* [Records to use]:
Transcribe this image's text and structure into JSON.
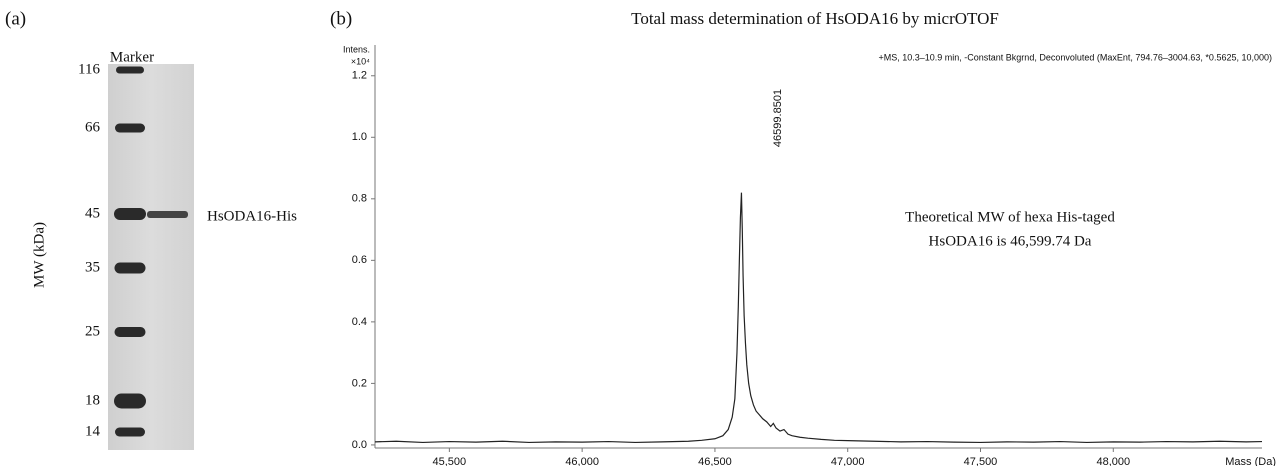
{
  "panel_a": {
    "panel_label": "(a)",
    "lane_label": "Marker",
    "axis_label": "MW (kDa)",
    "markers": [
      116,
      66,
      45,
      35,
      25,
      18,
      14
    ],
    "band_label": "HsODA16-His"
  },
  "chart_data": {
    "type": "line",
    "panel_label": "(b)",
    "title": "Total mass determination of HsODA16 by micrOTOF",
    "subtitle": "+MS, 10.3–10.9 min, -Constant Bkgrnd, Deconvoluted (MaxEnt, 794.76–3004.63, *0.5625, 10,000)",
    "y_label": "Intens.",
    "y_unit": "×10⁴",
    "x_label": "Mass (Da)",
    "annotations": [
      "46599.8501",
      "Theoretical MW of hexa His-taged",
      "HsODA16 is 46,599.74 Da"
    ],
    "x": [
      45220,
      45300,
      45400,
      45500,
      45600,
      45700,
      45800,
      45900,
      46000,
      46100,
      46200,
      46300,
      46400,
      46450,
      46500,
      46530,
      46550,
      46565,
      46575,
      46583,
      46588,
      46592,
      46596,
      46599.8501,
      46603,
      46606,
      46610,
      46615,
      46620,
      46627,
      46635,
      46645,
      46655,
      46665,
      46680,
      46695,
      46710,
      46720,
      46730,
      46745,
      46760,
      46775,
      46790,
      46820,
      46850,
      46900,
      46950,
      47000,
      47100,
      47200,
      47300,
      47400,
      47500,
      47600,
      47700,
      47800,
      47900,
      48000,
      48100,
      48200,
      48300,
      48400,
      48500,
      48560
    ],
    "series": [
      {
        "color": "#222222",
        "values": [
          0.01,
          0.012,
          0.008,
          0.011,
          0.009,
          0.012,
          0.008,
          0.01,
          0.009,
          0.011,
          0.008,
          0.01,
          0.012,
          0.015,
          0.02,
          0.03,
          0.05,
          0.09,
          0.15,
          0.3,
          0.45,
          0.6,
          0.74,
          0.82,
          0.7,
          0.55,
          0.42,
          0.33,
          0.26,
          0.2,
          0.16,
          0.13,
          0.11,
          0.1,
          0.085,
          0.075,
          0.06,
          0.07,
          0.055,
          0.045,
          0.05,
          0.035,
          0.03,
          0.025,
          0.022,
          0.018,
          0.015,
          0.014,
          0.012,
          0.01,
          0.011,
          0.009,
          0.008,
          0.01,
          0.009,
          0.011,
          0.008,
          0.01,
          0.009,
          0.011,
          0.01,
          0.012,
          0.01,
          0.011
        ]
      }
    ],
    "xlim": [
      45220,
      48560
    ],
    "ylim": [
      -0.01,
      1.3
    ],
    "xticks": [
      {
        "value": 45500,
        "label": "45,500"
      },
      {
        "value": 46000,
        "label": "46,000"
      },
      {
        "value": 46500,
        "label": "46,500"
      },
      {
        "value": 47000,
        "label": "47,000"
      },
      {
        "value": 47500,
        "label": "47,500"
      },
      {
        "value": 48000,
        "label": "48,000"
      }
    ],
    "yticks": [
      {
        "value": 0,
        "label": "0.0"
      },
      0.2,
      0.4,
      0.6,
      0.8,
      {
        "value": 1,
        "label": "1.0"
      },
      1.2
    ],
    "grid": false
  }
}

* [Exercise directions]: The listing above must be printed again exactly, minus its pictures.

* [Correct response]:
Transcribe this image's text and structure into JSON.
{
  "panel_a": {
    "panel_label": "(a)",
    "lane_label": "Marker",
    "axis_label": "MW (kDa)",
    "markers": [
      116,
      66,
      45,
      35,
      25,
      18,
      14
    ],
    "band_label": "HsODA16-His"
  },
  "chart_data": {
    "type": "line",
    "panel_label": "(b)",
    "title": "Total mass determination of HsODA16 by micrOTOF",
    "subtitle": "+MS, 10.3–10.9 min, -Constant Bkgrnd, Deconvoluted (MaxEnt, 794.76–3004.63, *0.5625, 10,000)",
    "y_label": "Intens.",
    "y_unit": "×10⁴",
    "x_label": "Mass (Da)",
    "annotations": [
      "46599.8501",
      "Theoretical MW of hexa His-taged",
      "HsODA16 is 46,599.74 Da"
    ],
    "x": [
      45220,
      45300,
      45400,
      45500,
      45600,
      45700,
      45800,
      45900,
      46000,
      46100,
      46200,
      46300,
      46400,
      46450,
      46500,
      46530,
      46550,
      46565,
      46575,
      46583,
      46588,
      46592,
      46596,
      46599.8501,
      46603,
      46606,
      46610,
      46615,
      46620,
      46627,
      46635,
      46645,
      46655,
      46665,
      46680,
      46695,
      46710,
      46720,
      46730,
      46745,
      46760,
      46775,
      46790,
      46820,
      46850,
      46900,
      46950,
      47000,
      47100,
      47200,
      47300,
      47400,
      47500,
      47600,
      47700,
      47800,
      47900,
      48000,
      48100,
      48200,
      48300,
      48400,
      48500,
      48560
    ],
    "series": [
      {
        "color": "#222222",
        "values": [
          0.01,
          0.012,
          0.008,
          0.011,
          0.009,
          0.012,
          0.008,
          0.01,
          0.009,
          0.011,
          0.008,
          0.01,
          0.012,
          0.015,
          0.02,
          0.03,
          0.05,
          0.09,
          0.15,
          0.3,
          0.45,
          0.6,
          0.74,
          0.82,
          0.7,
          0.55,
          0.42,
          0.33,
          0.26,
          0.2,
          0.16,
          0.13,
          0.11,
          0.1,
          0.085,
          0.075,
          0.06,
          0.07,
          0.055,
          0.045,
          0.05,
          0.035,
          0.03,
          0.025,
          0.022,
          0.018,
          0.015,
          0.014,
          0.012,
          0.01,
          0.011,
          0.009,
          0.008,
          0.01,
          0.009,
          0.011,
          0.008,
          0.01,
          0.009,
          0.011,
          0.01,
          0.012,
          0.01,
          0.011
        ]
      }
    ],
    "xlim": [
      45220,
      48560
    ],
    "ylim": [
      -0.01,
      1.3
    ],
    "xticks": [
      {
        "value": 45500,
        "label": "45,500"
      },
      {
        "value": 46000,
        "label": "46,000"
      },
      {
        "value": 46500,
        "label": "46,500"
      },
      {
        "value": 47000,
        "label": "47,000"
      },
      {
        "value": 47500,
        "label": "47,500"
      },
      {
        "value": 48000,
        "label": "48,000"
      }
    ],
    "yticks": [
      {
        "value": 0,
        "label": "0.0"
      },
      0.2,
      0.4,
      0.6,
      0.8,
      {
        "value": 1,
        "label": "1.0"
      },
      1.2
    ],
    "grid": false
  }
}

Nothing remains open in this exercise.